TASK INSTRUCTIONS
Transcribe the data in full and exactly, omitting any pictures.
**** INFORMATION SUPPLIED
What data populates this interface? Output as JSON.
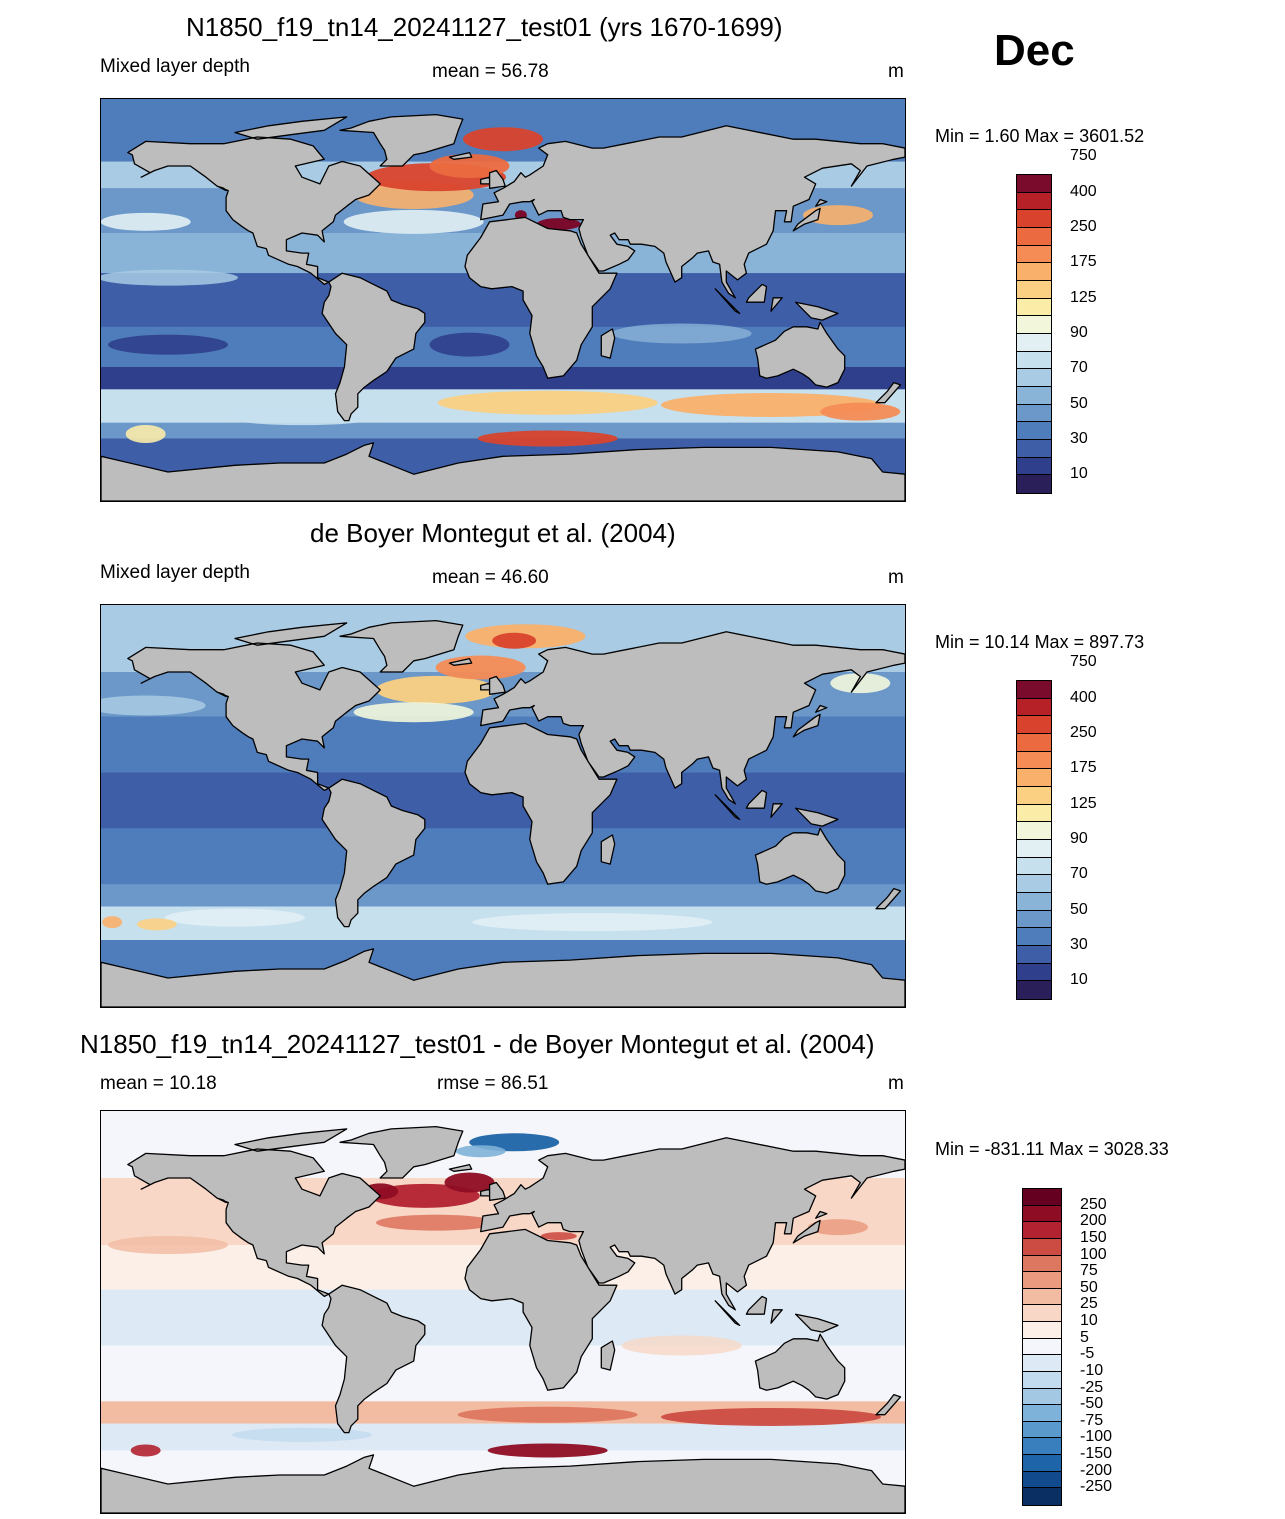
{
  "month": "Dec",
  "panels": [
    {
      "title": "N1850_f19_tn14_20241127_test01 (yrs 1670-1699)",
      "left_label": "Mixed layer depth",
      "center_label": "mean =  56.78",
      "units": "m",
      "minmax": "Min =    1.60 Max = 3601.52",
      "field": "model"
    },
    {
      "title": "de Boyer Montegut et al. (2004)",
      "left_label": "Mixed layer depth",
      "center_label": "mean =  46.60",
      "units": "m",
      "minmax": "Min =  10.14 Max = 897.73",
      "field": "obs"
    },
    {
      "title": "N1850_f19_tn14_20241127_test01 - de Boyer Montegut et al. (2004)",
      "left_label": "mean =  10.18",
      "center_label": "rmse =  86.51",
      "units": "m",
      "minmax": "Min = -831.11 Max = 3028.33",
      "field": "diff"
    }
  ],
  "colorbars": {
    "seq": {
      "colors": [
        "#2b1f5a",
        "#2f3f8c",
        "#3e5fa8",
        "#4f7cba",
        "#6b98c9",
        "#8ab3d8",
        "#a9cbe4",
        "#c7e0ee",
        "#e2f0f4",
        "#f2f7dc",
        "#fbeca8",
        "#fbd083",
        "#f9b06a",
        "#f58c55",
        "#ec6a3f",
        "#d9432d",
        "#b52126",
        "#7a0b2c"
      ],
      "labels": [
        "10",
        "30",
        "50",
        "70",
        "90",
        "125",
        "175",
        "250",
        "400",
        "750"
      ]
    },
    "div": {
      "colors": [
        "#0a2f63",
        "#124a8e",
        "#1e64a8",
        "#3a7fbd",
        "#5a99cb",
        "#7eb2d8",
        "#a3c8e4",
        "#c3dbee",
        "#dde9f4",
        "#f4f6fb",
        "#fbefe8",
        "#f8d7c6",
        "#f2bca3",
        "#ea9b7f",
        "#de7760",
        "#cc4c44",
        "#b32230",
        "#8e0d24",
        "#660020"
      ],
      "labels": [
        "-250",
        "-200",
        "-150",
        "-100",
        "-75",
        "-50",
        "-25",
        "-10",
        "-5",
        "5",
        "10",
        "25",
        "50",
        "75",
        "100",
        "150",
        "200",
        "250"
      ]
    }
  }
}
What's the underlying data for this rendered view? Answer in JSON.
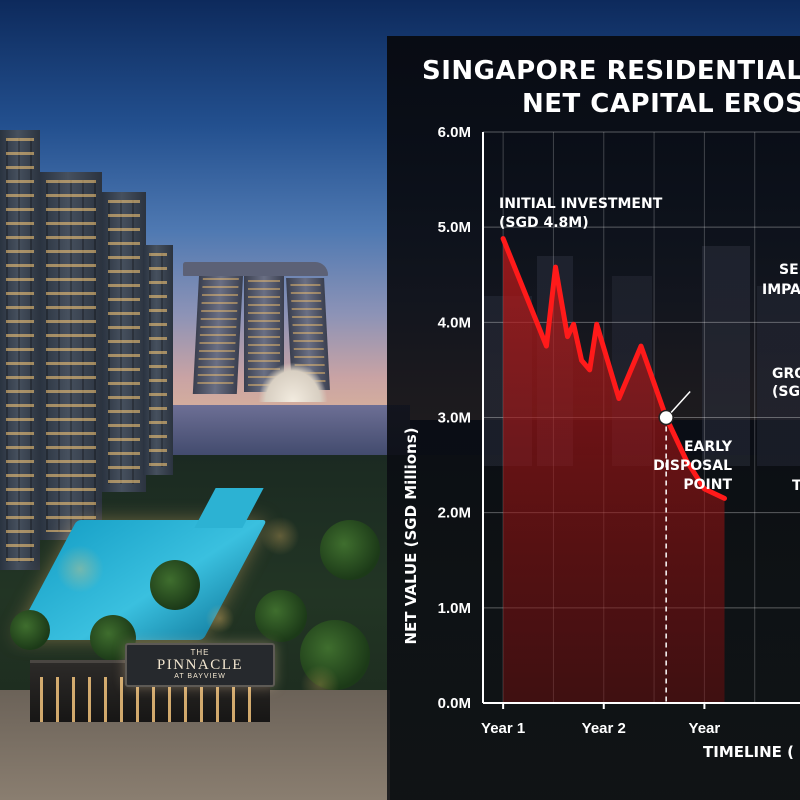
********
WORKED ANSWER
What data populates this interface? Output as JSON.
{
  "month": "Dec",
  "panels": [
    {
      "title": "N1850_f19_tn14_20241127_test01 (yrs 1670-1699)",
      "left_label": "Mixed layer depth",
      "center_label": "mean =  56.78",
      "units": "m",
      "minmax": "Min =    1.60 Max = 3601.52",
      "field": "model"
    },
    {
      "title": "de Boyer Montegut et al. (2004)",
      "left_label": "Mixed layer depth",
      "center_label": "mean =  46.60",
      "units": "m",
      "minmax": "Min =  10.14 Max = 897.73",
      "field": "obs"
    },
    {
      "title": "N1850_f19_tn14_20241127_test01 - de Boyer Montegut et al. (2004)",
      "left_label": "mean =  10.18",
      "center_label": "rmse =  86.51",
      "units": "m",
      "minmax": "Min = -831.11 Max = 3028.33",
      "field": "diff"
    }
  ],
  "colorbars": {
    "seq": {
      "colors": [
        "#2b1f5a",
        "#2f3f8c",
        "#3e5fa8",
        "#4f7cba",
        "#6b98c9",
        "#8ab3d8",
        "#a9cbe4",
        "#c7e0ee",
        "#e2f0f4",
        "#f2f7dc",
        "#fbeca8",
        "#fbd083",
        "#f9b06a",
        "#f58c55",
        "#ec6a3f",
        "#d9432d",
        "#b52126",
        "#7a0b2c"
      ],
      "labels": [
        "10",
        "30",
        "50",
        "70",
        "90",
        "125",
        "175",
        "250",
        "400",
        "750"
      ]
    },
    "div": {
      "colors": [
        "#0a2f63",
        "#124a8e",
        "#1e64a8",
        "#3a7fbd",
        "#5a99cb",
        "#7eb2d8",
        "#a3c8e4",
        "#c3dbee",
        "#dde9f4",
        "#f4f6fb",
        "#fbefe8",
        "#f8d7c6",
        "#f2bca3",
        "#ea9b7f",
        "#de7760",
        "#cc4c44",
        "#b32230",
        "#8e0d24",
        "#660020"
      ],
      "labels": [
        "-250",
        "-200",
        "-150",
        "-100",
        "-75",
        "-50",
        "-25",
        "-10",
        "-5",
        "5",
        "10",
        "25",
        "50",
        "75",
        "100",
        "150",
        "200",
        "250"
      ]
    }
  }
}
What's the underlying data for this rendered view? Answer in JSON.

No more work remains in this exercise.